Given exercise:
Tally the lines holding "JSON" and state only that figure.

>> BEGIN Source records

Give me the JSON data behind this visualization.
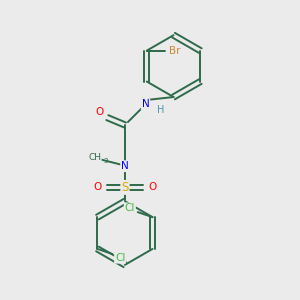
{
  "background_color": "#ebebeb",
  "bond_color": "#2d6b4a",
  "atom_colors": {
    "Br": "#cc8833",
    "N": "#0000ee",
    "O": "#ff0000",
    "S": "#ddaa00",
    "Cl": "#44bb44",
    "C": "#2d6b4a",
    "H": "#4499aa"
  }
}
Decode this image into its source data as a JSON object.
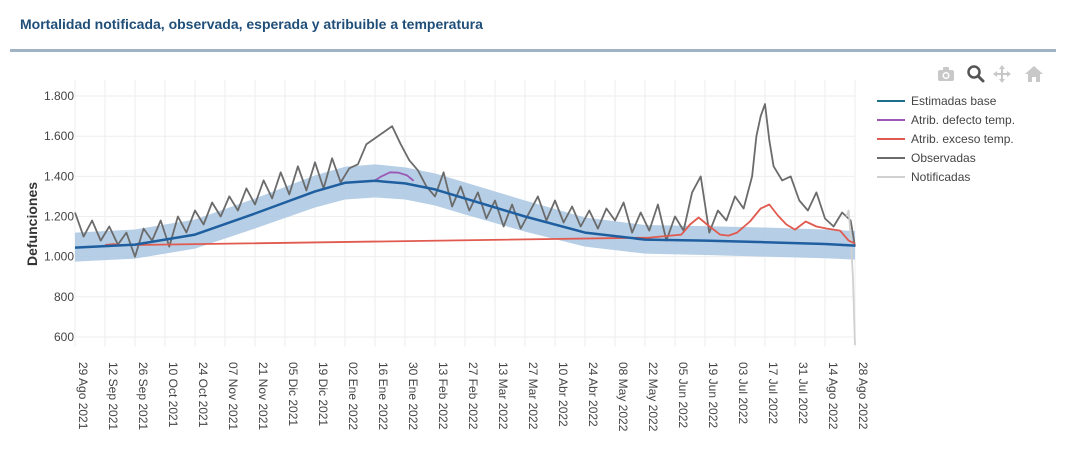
{
  "header": {
    "title": "Mortalidad notificada, observada, esperada y atribuible a temperatura"
  },
  "modebar": {
    "icons": [
      "camera-icon",
      "zoom-icon",
      "pan-icon",
      "home-icon"
    ]
  },
  "chart_data": {
    "type": "line",
    "ylabel": "Defunciones",
    "xlabel": "",
    "ylim": [
      550,
      1880
    ],
    "y_ticks": [
      600,
      800,
      1000,
      1200,
      1400,
      1600,
      1800
    ],
    "y_tick_labels": [
      "600",
      "800",
      "1.000",
      "1.200",
      "1.400",
      "1.600",
      "1.800"
    ],
    "x_range": [
      "2021-08-29",
      "2022-08-28"
    ],
    "x_tick_dates": [
      "2021-08-29",
      "2021-09-12",
      "2021-09-26",
      "2021-10-10",
      "2021-10-24",
      "2021-11-07",
      "2021-11-21",
      "2021-12-05",
      "2021-12-19",
      "2022-01-02",
      "2022-01-16",
      "2022-01-30",
      "2022-02-13",
      "2022-02-27",
      "2022-03-13",
      "2022-03-27",
      "2022-04-10",
      "2022-04-24",
      "2022-05-08",
      "2022-05-22",
      "2022-06-05",
      "2022-06-19",
      "2022-07-03",
      "2022-07-17",
      "2022-07-31",
      "2022-08-14",
      "2022-08-28"
    ],
    "x_tick_labels": [
      "29 Ago 2021",
      "12 Sep 2021",
      "26 Sep 2021",
      "10 Oct 2021",
      "24 Oct 2021",
      "07 Nov 2021",
      "21 Nov 2021",
      "05 Dic 2021",
      "19 Dic 2021",
      "02 Ene 2022",
      "16 Ene 2022",
      "30 Ene 2022",
      "13 Feb 2022",
      "27 Feb 2022",
      "13 Mar 2022",
      "27 Mar 2022",
      "10 Abr 2022",
      "24 Abr 2022",
      "08 May 2022",
      "22 May 2022",
      "05 Jun 2022",
      "19 Jun 2022",
      "03 Jul 2022",
      "17 Jul 2022",
      "31 Jul 2022",
      "14 Ago 2022",
      "28 Ago 2022"
    ],
    "grid": true,
    "legend_position": "right",
    "series": [
      {
        "name": "Estimadas base",
        "color": "#1f5fa0",
        "x": [
          "2021-08-29",
          "2021-09-26",
          "2021-10-24",
          "2021-11-21",
          "2021-12-19",
          "2022-01-02",
          "2022-01-16",
          "2022-01-30",
          "2022-02-13",
          "2022-02-27",
          "2022-03-27",
          "2022-04-24",
          "2022-05-22",
          "2022-06-19",
          "2022-07-17",
          "2022-08-14",
          "2022-08-28"
        ],
        "y": [
          1045,
          1060,
          1110,
          1215,
          1325,
          1368,
          1378,
          1365,
          1335,
          1290,
          1200,
          1120,
          1085,
          1080,
          1072,
          1063,
          1055
        ]
      },
      {
        "name": "Atrib. defecto temp.",
        "color": "#9b59b6",
        "x": [
          "2022-01-16",
          "2022-01-19",
          "2022-01-23",
          "2022-01-27",
          "2022-01-31",
          "2022-02-03"
        ],
        "y": [
          1380,
          1400,
          1420,
          1418,
          1405,
          1378
        ]
      },
      {
        "name": "Atrib. exceso temp.",
        "color": "#e05a4f",
        "x": [
          "2021-09-12",
          "2021-09-16",
          "2021-09-20",
          "2022-05-24",
          "2022-06-08",
          "2022-06-12",
          "2022-06-16",
          "2022-06-20",
          "2022-06-26",
          "2022-06-30",
          "2022-07-04",
          "2022-07-10",
          "2022-07-15",
          "2022-07-19",
          "2022-07-23",
          "2022-07-27",
          "2022-07-31",
          "2022-08-05",
          "2022-08-10",
          "2022-08-15",
          "2022-08-21",
          "2022-08-25",
          "2022-08-28"
        ],
        "y": [
          1058,
          1062,
          1057,
          1095,
          1110,
          1160,
          1195,
          1160,
          1110,
          1105,
          1120,
          1175,
          1240,
          1260,
          1205,
          1160,
          1135,
          1175,
          1150,
          1140,
          1130,
          1080,
          1065
        ]
      },
      {
        "name": "Observadas",
        "color": "#6b6b6b",
        "x": [
          "2021-08-29",
          "2021-09-02",
          "2021-09-06",
          "2021-09-10",
          "2021-09-14",
          "2021-09-18",
          "2021-09-22",
          "2021-09-26",
          "2021-09-30",
          "2021-10-04",
          "2021-10-08",
          "2021-10-12",
          "2021-10-16",
          "2021-10-20",
          "2021-10-24",
          "2021-10-28",
          "2021-11-01",
          "2021-11-05",
          "2021-11-09",
          "2021-11-13",
          "2021-11-17",
          "2021-11-21",
          "2021-11-25",
          "2021-11-29",
          "2021-12-03",
          "2021-12-07",
          "2021-12-11",
          "2021-12-15",
          "2021-12-19",
          "2021-12-23",
          "2021-12-27",
          "2021-12-31",
          "2022-01-04",
          "2022-01-08",
          "2022-01-12",
          "2022-01-16",
          "2022-01-20",
          "2022-01-24",
          "2022-01-28",
          "2022-02-01",
          "2022-02-05",
          "2022-02-09",
          "2022-02-13",
          "2022-02-17",
          "2022-02-21",
          "2022-02-25",
          "2022-03-01",
          "2022-03-05",
          "2022-03-09",
          "2022-03-13",
          "2022-03-17",
          "2022-03-21",
          "2022-03-25",
          "2022-03-29",
          "2022-04-02",
          "2022-04-06",
          "2022-04-10",
          "2022-04-14",
          "2022-04-18",
          "2022-04-22",
          "2022-04-26",
          "2022-04-30",
          "2022-05-04",
          "2022-05-08",
          "2022-05-12",
          "2022-05-16",
          "2022-05-20",
          "2022-05-24",
          "2022-05-28",
          "2022-06-01",
          "2022-06-05",
          "2022-06-09",
          "2022-06-13",
          "2022-06-17",
          "2022-06-21",
          "2022-06-25",
          "2022-06-29",
          "2022-07-03",
          "2022-07-07",
          "2022-07-11",
          "2022-07-13",
          "2022-07-15",
          "2022-07-17",
          "2022-07-19",
          "2022-07-21",
          "2022-07-25",
          "2022-07-29",
          "2022-08-02",
          "2022-08-06",
          "2022-08-10",
          "2022-08-14",
          "2022-08-18",
          "2022-08-22",
          "2022-08-26",
          "2022-08-28"
        ],
        "y": [
          1220,
          1100,
          1180,
          1080,
          1150,
          1060,
          1120,
          1000,
          1140,
          1080,
          1180,
          1050,
          1200,
          1120,
          1230,
          1160,
          1270,
          1200,
          1300,
          1230,
          1340,
          1260,
          1380,
          1290,
          1420,
          1310,
          1450,
          1330,
          1470,
          1340,
          1490,
          1370,
          1440,
          1460,
          1560,
          1590,
          1620,
          1650,
          1560,
          1480,
          1430,
          1350,
          1300,
          1420,
          1250,
          1350,
          1230,
          1320,
          1190,
          1280,
          1150,
          1260,
          1140,
          1220,
          1300,
          1180,
          1280,
          1170,
          1250,
          1150,
          1230,
          1140,
          1240,
          1180,
          1270,
          1120,
          1220,
          1130,
          1260,
          1080,
          1200,
          1130,
          1320,
          1400,
          1120,
          1230,
          1180,
          1300,
          1240,
          1400,
          1600,
          1700,
          1760,
          1580,
          1450,
          1380,
          1400,
          1280,
          1230,
          1320,
          1190,
          1150,
          1220,
          1180,
          1050
        ]
      },
      {
        "name": "Notificadas",
        "color": "#d0d0d0",
        "x": [
          "2022-08-24",
          "2022-08-25",
          "2022-08-26",
          "2022-08-27",
          "2022-08-28"
        ],
        "y": [
          1200,
          1230,
          1100,
          900,
          560
        ]
      }
    ],
    "band": {
      "x": [
        "2021-08-29",
        "2021-09-26",
        "2021-10-24",
        "2021-11-21",
        "2021-12-19",
        "2022-01-02",
        "2022-01-16",
        "2022-01-30",
        "2022-02-13",
        "2022-02-27",
        "2022-03-27",
        "2022-04-24",
        "2022-05-22",
        "2022-06-19",
        "2022-07-17",
        "2022-08-14",
        "2022-08-28"
      ],
      "lower": [
        975,
        990,
        1040,
        1140,
        1245,
        1285,
        1295,
        1285,
        1255,
        1210,
        1125,
        1050,
        1015,
        1008,
        1000,
        992,
        985
      ],
      "upper": [
        1120,
        1135,
        1185,
        1290,
        1405,
        1448,
        1460,
        1445,
        1415,
        1370,
        1280,
        1195,
        1158,
        1152,
        1145,
        1135,
        1128
      ],
      "color": "#a9c7e2"
    }
  }
}
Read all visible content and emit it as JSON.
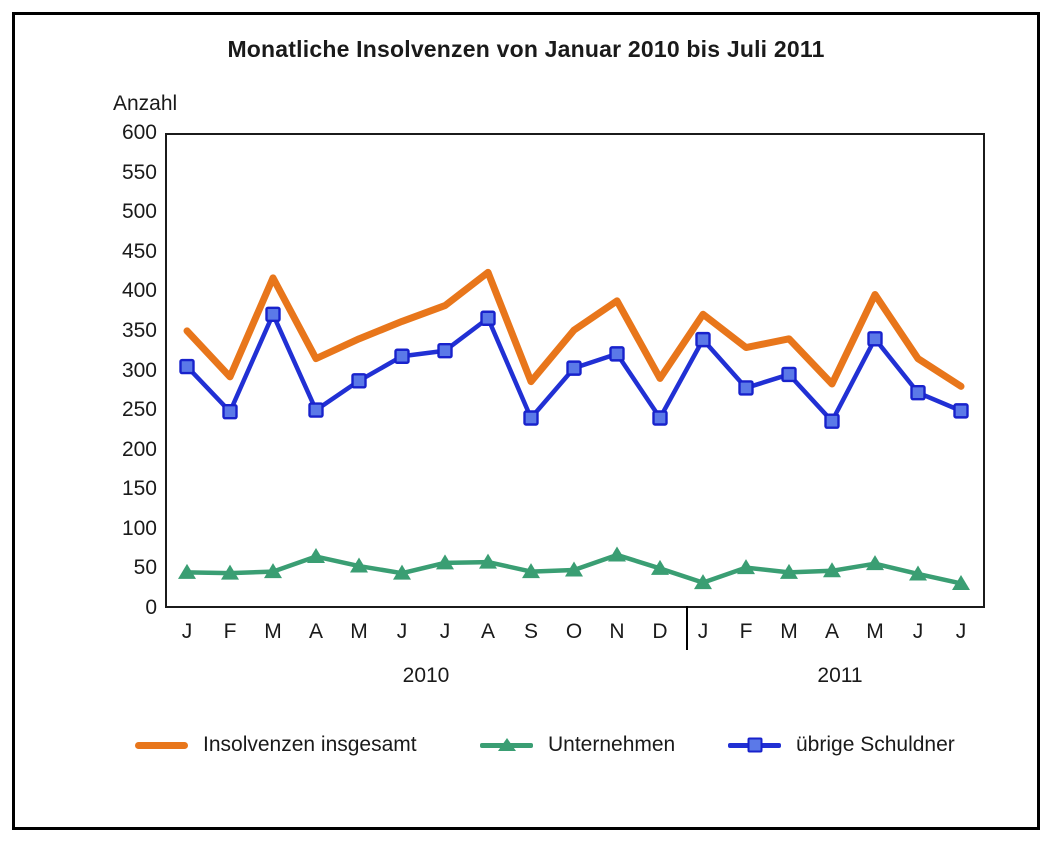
{
  "title": "Monatliche Insolvenzen von Januar 2010 bis Juli 2011",
  "y_axis": {
    "label": "Anzahl"
  },
  "x_axis": {
    "year_left": "2010",
    "year_right": "2011"
  },
  "colors": {
    "total_line": "#E8761B",
    "companies_line": "#3A9E73",
    "other_line": "#2130D4",
    "other_marker_fill": "#5B79E8",
    "other_marker_stroke": "#1822CC",
    "frame": "#1b1b1b"
  },
  "chart_data": {
    "type": "line",
    "title": "Monatliche Insolvenzen von Januar 2010 bis Juli 2011",
    "xlabel": "",
    "ylabel": "Anzahl",
    "ylim": [
      0,
      600
    ],
    "ytick_step": 50,
    "grid": false,
    "legend_position": "bottom",
    "categories": [
      "J",
      "F",
      "M",
      "A",
      "M",
      "J",
      "J",
      "A",
      "S",
      "O",
      "N",
      "D",
      "J",
      "F",
      "M",
      "A",
      "M",
      "J",
      "J"
    ],
    "category_years": [
      {
        "label": "2010",
        "from_index": 0,
        "to_index": 11
      },
      {
        "label": "2011",
        "from_index": 12,
        "to_index": 18
      }
    ],
    "series": [
      {
        "name": "Insolvenzen insgesamt",
        "marker": "none",
        "color": "#E8761B",
        "values": [
          350,
          292,
          417,
          315,
          340,
          362,
          382,
          424,
          286,
          351,
          388,
          290,
          371,
          329,
          340,
          283,
          396,
          315,
          280
        ]
      },
      {
        "name": "Unternehmen",
        "marker": "triangle",
        "color": "#3A9E73",
        "values": [
          45,
          44,
          46,
          65,
          53,
          44,
          57,
          58,
          46,
          48,
          67,
          50,
          32,
          51,
          45,
          47,
          56,
          43,
          31
        ]
      },
      {
        "name": "übrige Schuldner",
        "marker": "square",
        "color": "#2130D4",
        "values": [
          305,
          248,
          371,
          250,
          287,
          318,
          325,
          366,
          240,
          303,
          321,
          240,
          339,
          278,
          295,
          236,
          340,
          272,
          249
        ]
      }
    ]
  }
}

>> END Source records

Reply to the exercise:
3